[Data items]

┌────────

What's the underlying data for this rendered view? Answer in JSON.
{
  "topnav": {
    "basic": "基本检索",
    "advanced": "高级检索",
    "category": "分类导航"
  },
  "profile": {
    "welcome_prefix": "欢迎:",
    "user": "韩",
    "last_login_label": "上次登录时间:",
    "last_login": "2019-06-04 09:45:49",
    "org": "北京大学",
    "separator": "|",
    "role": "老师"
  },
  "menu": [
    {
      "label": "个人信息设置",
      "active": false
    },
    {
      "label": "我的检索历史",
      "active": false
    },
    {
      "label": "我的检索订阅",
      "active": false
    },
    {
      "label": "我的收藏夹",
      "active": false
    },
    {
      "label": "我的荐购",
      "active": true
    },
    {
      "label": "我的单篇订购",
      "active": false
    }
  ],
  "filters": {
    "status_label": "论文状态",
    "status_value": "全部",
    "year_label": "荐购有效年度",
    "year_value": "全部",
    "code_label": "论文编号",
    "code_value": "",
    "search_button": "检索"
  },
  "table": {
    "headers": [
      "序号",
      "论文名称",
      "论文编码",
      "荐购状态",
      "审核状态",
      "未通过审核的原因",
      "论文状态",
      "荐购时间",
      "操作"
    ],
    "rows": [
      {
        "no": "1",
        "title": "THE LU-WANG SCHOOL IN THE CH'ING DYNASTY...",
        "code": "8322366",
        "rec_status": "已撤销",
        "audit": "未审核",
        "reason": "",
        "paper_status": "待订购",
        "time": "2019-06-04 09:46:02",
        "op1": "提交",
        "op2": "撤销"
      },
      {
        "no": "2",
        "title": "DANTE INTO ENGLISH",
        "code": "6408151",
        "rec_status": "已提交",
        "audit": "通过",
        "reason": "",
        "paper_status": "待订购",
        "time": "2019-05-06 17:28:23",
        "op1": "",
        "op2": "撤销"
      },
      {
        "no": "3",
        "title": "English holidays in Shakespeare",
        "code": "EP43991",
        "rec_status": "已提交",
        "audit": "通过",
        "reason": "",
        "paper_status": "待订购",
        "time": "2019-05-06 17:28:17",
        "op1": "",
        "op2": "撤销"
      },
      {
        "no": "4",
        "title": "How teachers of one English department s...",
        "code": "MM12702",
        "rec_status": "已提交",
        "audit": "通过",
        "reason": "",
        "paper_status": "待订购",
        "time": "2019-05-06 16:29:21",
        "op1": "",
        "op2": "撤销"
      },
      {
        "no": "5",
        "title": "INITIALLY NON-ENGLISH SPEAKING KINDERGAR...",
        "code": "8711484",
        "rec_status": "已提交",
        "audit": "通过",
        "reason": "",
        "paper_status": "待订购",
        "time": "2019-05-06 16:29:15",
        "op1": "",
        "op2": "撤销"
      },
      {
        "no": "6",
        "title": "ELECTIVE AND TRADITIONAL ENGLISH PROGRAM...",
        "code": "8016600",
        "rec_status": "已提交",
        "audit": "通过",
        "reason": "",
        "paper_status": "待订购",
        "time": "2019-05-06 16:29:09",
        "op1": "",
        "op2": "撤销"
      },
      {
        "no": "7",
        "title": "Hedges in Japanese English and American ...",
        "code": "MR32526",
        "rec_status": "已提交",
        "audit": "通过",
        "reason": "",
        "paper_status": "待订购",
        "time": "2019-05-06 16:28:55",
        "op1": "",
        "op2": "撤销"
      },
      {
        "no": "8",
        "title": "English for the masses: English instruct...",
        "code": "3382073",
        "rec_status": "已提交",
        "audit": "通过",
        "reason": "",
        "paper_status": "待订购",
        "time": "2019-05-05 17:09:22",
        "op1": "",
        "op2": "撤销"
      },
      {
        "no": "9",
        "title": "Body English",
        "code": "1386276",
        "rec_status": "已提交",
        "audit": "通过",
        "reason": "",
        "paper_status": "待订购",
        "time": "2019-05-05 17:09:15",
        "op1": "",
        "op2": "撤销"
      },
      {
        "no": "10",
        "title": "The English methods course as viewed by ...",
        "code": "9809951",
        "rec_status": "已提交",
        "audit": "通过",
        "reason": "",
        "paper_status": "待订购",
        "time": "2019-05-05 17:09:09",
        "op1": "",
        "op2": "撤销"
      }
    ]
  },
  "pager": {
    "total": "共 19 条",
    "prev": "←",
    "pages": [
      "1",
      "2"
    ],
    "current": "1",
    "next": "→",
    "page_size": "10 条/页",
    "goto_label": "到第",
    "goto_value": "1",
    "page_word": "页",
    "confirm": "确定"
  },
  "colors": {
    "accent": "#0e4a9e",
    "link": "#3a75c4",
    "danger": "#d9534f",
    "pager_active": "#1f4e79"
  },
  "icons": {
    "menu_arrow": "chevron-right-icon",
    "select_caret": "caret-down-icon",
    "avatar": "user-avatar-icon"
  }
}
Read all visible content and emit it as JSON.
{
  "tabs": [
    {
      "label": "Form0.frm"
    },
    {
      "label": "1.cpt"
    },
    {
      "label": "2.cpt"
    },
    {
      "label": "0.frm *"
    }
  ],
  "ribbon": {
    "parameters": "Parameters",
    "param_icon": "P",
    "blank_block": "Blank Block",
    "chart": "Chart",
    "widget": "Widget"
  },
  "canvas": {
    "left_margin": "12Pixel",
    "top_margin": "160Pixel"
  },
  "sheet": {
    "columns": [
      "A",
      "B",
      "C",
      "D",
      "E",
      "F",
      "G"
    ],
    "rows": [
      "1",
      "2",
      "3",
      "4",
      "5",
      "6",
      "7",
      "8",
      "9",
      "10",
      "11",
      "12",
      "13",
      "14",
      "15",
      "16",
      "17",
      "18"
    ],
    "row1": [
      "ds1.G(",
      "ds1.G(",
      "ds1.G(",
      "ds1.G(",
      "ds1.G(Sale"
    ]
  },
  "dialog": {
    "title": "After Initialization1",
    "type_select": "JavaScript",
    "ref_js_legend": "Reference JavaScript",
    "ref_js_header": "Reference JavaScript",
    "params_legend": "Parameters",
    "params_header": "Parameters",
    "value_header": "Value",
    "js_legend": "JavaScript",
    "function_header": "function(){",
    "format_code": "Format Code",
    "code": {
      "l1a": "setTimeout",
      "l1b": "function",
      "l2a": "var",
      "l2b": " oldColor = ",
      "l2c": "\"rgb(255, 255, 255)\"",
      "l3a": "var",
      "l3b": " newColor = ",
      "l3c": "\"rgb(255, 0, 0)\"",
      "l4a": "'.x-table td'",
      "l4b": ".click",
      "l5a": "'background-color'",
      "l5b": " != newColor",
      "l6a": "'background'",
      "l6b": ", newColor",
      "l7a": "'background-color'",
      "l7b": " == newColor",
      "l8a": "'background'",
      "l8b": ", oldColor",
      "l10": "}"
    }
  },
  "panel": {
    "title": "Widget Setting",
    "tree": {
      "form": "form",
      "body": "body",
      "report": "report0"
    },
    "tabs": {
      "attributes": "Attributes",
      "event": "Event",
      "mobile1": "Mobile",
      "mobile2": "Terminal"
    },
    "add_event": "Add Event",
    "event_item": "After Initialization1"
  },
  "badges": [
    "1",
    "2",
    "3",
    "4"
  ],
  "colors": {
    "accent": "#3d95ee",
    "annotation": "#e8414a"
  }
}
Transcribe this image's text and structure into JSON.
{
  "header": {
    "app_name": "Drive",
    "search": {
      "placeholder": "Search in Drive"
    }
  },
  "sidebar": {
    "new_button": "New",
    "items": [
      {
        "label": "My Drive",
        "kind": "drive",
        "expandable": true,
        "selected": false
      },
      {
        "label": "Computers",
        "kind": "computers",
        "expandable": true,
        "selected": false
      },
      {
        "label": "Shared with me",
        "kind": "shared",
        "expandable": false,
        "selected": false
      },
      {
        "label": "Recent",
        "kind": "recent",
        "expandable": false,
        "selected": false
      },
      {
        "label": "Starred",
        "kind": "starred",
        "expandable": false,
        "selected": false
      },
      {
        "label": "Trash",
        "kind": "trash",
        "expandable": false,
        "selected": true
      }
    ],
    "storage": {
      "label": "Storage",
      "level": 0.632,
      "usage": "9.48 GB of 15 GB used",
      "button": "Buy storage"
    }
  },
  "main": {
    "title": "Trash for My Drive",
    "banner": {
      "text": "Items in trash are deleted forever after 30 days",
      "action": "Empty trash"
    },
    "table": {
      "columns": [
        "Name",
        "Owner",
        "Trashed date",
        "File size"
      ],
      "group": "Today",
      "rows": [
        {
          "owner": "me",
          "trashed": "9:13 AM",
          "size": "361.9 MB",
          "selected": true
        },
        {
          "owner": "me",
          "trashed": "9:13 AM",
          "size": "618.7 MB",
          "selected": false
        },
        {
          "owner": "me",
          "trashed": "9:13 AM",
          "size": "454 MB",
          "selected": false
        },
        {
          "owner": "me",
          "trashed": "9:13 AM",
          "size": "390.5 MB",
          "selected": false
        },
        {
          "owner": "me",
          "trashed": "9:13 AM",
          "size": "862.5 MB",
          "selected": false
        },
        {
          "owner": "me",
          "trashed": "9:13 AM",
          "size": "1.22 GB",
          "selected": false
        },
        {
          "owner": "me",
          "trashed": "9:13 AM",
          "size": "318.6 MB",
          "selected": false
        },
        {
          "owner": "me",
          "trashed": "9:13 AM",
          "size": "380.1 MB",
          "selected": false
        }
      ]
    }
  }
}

└────────

Problem: Only lines with the string "Reference" belong in your answer; copy each one.

Exercise answer:
    "ref_js_legend": "Reference JavaScript",
    "ref_js_header": "Reference JavaScript",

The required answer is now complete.